» Goal: Write out, precisely and in full, each line of the material.

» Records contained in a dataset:
● ● ● ●
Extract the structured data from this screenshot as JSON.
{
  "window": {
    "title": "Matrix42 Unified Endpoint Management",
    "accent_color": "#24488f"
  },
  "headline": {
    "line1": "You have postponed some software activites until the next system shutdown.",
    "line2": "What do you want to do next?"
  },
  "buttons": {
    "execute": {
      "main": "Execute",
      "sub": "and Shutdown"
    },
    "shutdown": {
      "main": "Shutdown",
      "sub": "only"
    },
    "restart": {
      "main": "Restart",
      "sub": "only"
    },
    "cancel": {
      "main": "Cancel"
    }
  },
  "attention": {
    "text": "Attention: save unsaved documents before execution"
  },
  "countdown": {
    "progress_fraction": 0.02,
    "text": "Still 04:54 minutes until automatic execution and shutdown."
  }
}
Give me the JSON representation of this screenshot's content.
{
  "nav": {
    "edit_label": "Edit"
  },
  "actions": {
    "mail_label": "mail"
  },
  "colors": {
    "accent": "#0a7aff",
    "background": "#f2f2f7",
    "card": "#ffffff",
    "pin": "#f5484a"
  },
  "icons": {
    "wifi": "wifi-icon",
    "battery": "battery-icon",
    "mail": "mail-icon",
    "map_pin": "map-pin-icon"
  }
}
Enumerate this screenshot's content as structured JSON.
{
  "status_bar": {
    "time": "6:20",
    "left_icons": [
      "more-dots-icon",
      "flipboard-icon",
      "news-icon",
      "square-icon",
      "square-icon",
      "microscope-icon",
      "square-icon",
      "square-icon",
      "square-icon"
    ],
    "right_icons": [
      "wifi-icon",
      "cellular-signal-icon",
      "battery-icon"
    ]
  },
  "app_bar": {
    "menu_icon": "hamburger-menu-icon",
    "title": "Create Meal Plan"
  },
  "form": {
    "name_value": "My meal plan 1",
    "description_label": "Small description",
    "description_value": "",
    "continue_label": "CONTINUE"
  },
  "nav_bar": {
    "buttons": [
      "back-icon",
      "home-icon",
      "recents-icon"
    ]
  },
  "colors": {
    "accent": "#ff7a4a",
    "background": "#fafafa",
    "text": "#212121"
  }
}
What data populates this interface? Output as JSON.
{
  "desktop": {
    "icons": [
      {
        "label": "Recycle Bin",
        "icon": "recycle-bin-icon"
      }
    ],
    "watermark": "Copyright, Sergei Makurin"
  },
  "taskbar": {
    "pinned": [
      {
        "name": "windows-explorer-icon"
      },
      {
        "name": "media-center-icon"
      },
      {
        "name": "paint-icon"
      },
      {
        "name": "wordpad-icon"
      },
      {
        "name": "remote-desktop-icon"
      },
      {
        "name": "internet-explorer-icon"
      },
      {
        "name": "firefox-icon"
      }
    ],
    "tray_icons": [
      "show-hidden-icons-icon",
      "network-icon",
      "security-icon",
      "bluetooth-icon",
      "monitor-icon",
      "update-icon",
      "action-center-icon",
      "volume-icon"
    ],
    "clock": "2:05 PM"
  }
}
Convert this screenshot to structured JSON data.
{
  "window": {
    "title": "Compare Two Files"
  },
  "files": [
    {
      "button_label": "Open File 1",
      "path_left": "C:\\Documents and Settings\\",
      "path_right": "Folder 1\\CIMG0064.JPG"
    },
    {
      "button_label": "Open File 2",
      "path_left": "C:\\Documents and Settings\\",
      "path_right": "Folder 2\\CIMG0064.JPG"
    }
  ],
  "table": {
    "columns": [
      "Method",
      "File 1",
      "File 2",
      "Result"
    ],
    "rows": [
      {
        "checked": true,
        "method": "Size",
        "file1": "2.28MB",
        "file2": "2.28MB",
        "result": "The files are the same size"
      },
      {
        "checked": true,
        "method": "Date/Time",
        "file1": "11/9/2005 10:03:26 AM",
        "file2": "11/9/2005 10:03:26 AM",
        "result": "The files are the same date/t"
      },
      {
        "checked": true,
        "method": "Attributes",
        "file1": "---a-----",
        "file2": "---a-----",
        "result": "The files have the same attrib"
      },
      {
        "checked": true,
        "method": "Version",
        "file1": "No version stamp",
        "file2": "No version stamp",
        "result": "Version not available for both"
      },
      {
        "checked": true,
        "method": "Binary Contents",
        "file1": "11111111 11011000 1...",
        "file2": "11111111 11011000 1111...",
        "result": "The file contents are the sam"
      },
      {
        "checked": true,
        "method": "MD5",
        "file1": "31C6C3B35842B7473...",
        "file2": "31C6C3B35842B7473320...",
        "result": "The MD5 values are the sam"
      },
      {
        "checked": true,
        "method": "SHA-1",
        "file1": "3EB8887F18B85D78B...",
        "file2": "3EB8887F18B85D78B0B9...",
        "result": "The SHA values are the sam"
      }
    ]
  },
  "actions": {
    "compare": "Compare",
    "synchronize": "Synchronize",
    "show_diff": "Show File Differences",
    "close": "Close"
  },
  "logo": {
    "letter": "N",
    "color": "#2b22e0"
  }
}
● ● ● ●
» Output:
Extract the structured data from this screenshot as JSON.
{
  "window": {
    "title": "Matrix42 Unified Endpoint Management",
    "accent_color": "#24488f"
  },
  "headline": {
    "line1": "You have postponed some software activites until the next system shutdown.",
    "line2": "What do you want to do next?"
  },
  "buttons": {
    "execute": {
      "main": "Execute",
      "sub": "and Shutdown"
    },
    "shutdown": {
      "main": "Shutdown",
      "sub": "only"
    },
    "restart": {
      "main": "Restart",
      "sub": "only"
    },
    "cancel": {
      "main": "Cancel"
    }
  },
  "attention": {
    "text": "Attention: save unsaved documents before execution"
  },
  "countdown": {
    "progress_fraction": 0.02,
    "text": "Still 04:54 minutes until automatic execution and shutdown."
  }
}
Give me the JSON representation of this screenshot's content.
{
  "nav": {
    "edit_label": "Edit"
  },
  "actions": {
    "mail_label": "mail"
  },
  "colors": {
    "accent": "#0a7aff",
    "background": "#f2f2f7",
    "card": "#ffffff",
    "pin": "#f5484a"
  },
  "icons": {
    "wifi": "wifi-icon",
    "battery": "battery-icon",
    "mail": "mail-icon",
    "map_pin": "map-pin-icon"
  }
}
Enumerate this screenshot's content as structured JSON.
{
  "status_bar": {
    "time": "6:20",
    "left_icons": [
      "more-dots-icon",
      "flipboard-icon",
      "news-icon",
      "square-icon",
      "square-icon",
      "microscope-icon",
      "square-icon",
      "square-icon",
      "square-icon"
    ],
    "right_icons": [
      "wifi-icon",
      "cellular-signal-icon",
      "battery-icon"
    ]
  },
  "app_bar": {
    "menu_icon": "hamburger-menu-icon",
    "title": "Create Meal Plan"
  },
  "form": {
    "name_value": "My meal plan 1",
    "description_label": "Small description",
    "description_value": "",
    "continue_label": "CONTINUE"
  },
  "nav_bar": {
    "buttons": [
      "back-icon",
      "home-icon",
      "recents-icon"
    ]
  },
  "colors": {
    "accent": "#ff7a4a",
    "background": "#fafafa",
    "text": "#212121"
  }
}
What data populates this interface? Output as JSON.
{
  "desktop": {
    "icons": [
      {
        "label": "Recycle Bin",
        "icon": "recycle-bin-icon"
      }
    ],
    "watermark": "Copyright, Sergei Makurin"
  },
  "taskbar": {
    "pinned": [
      {
        "name": "windows-explorer-icon"
      },
      {
        "name": "media-center-icon"
      },
      {
        "name": "paint-icon"
      },
      {
        "name": "wordpad-icon"
      },
      {
        "name": "remote-desktop-icon"
      },
      {
        "name": "internet-explorer-icon"
      },
      {
        "name": "firefox-icon"
      }
    ],
    "tray_icons": [
      "show-hidden-icons-icon",
      "network-icon",
      "security-icon",
      "bluetooth-icon",
      "monitor-icon",
      "update-icon",
      "action-center-icon",
      "volume-icon"
    ],
    "clock": "2:05 PM"
  }
}
Convert this screenshot to structured JSON data.
{
  "window": {
    "title": "Compare Two Files"
  },
  "files": [
    {
      "button_label": "Open File 1",
      "path_left": "C:\\Documents and Settings\\",
      "path_right": "Folder 1\\CIMG0064.JPG"
    },
    {
      "button_label": "Open File 2",
      "path_left": "C:\\Documents and Settings\\",
      "path_right": "Folder 2\\CIMG0064.JPG"
    }
  ],
  "table": {
    "columns": [
      "Method",
      "File 1",
      "File 2",
      "Result"
    ],
    "rows": [
      {
        "checked": true,
        "method": "Size",
        "file1": "2.28MB",
        "file2": "2.28MB",
        "result": "The files are the same size"
      },
      {
        "checked": true,
        "method": "Date/Time",
        "file1": "11/9/2005 10:03:26 AM",
        "file2": "11/9/2005 10:03:26 AM",
        "result": "The files are the same date/t"
      },
      {
        "checked": true,
        "method": "Attributes",
        "file1": "---a-----",
        "file2": "---a-----",
        "result": "The files have the same attrib"
      },
      {
        "checked": true,
        "method": "Version",
        "file1": "No version stamp",
        "file2": "No version stamp",
        "result": "Version not available for both"
      },
      {
        "checked": true,
        "method": "Binary Contents",
        "file1": "11111111 11011000 1...",
        "file2": "11111111 11011000 1111...",
        "result": "The file contents are the sam"
      },
      {
        "checked": true,
        "method": "MD5",
        "file1": "31C6C3B35842B7473...",
        "file2": "31C6C3B35842B7473320...",
        "result": "The MD5 values are the sam"
      },
      {
        "checked": true,
        "method": "SHA-1",
        "file1": "3EB8887F18B85D78B...",
        "file2": "3EB8887F18B85D78B0B9...",
        "result": "The SHA values are the sam"
      }
    ]
  },
  "actions": {
    "compare": "Compare",
    "synchronize": "Synchronize",
    "show_diff": "Show File Differences",
    "close": "Close"
  },
  "logo": {
    "letter": "N",
    "color": "#2b22e0"
  }
}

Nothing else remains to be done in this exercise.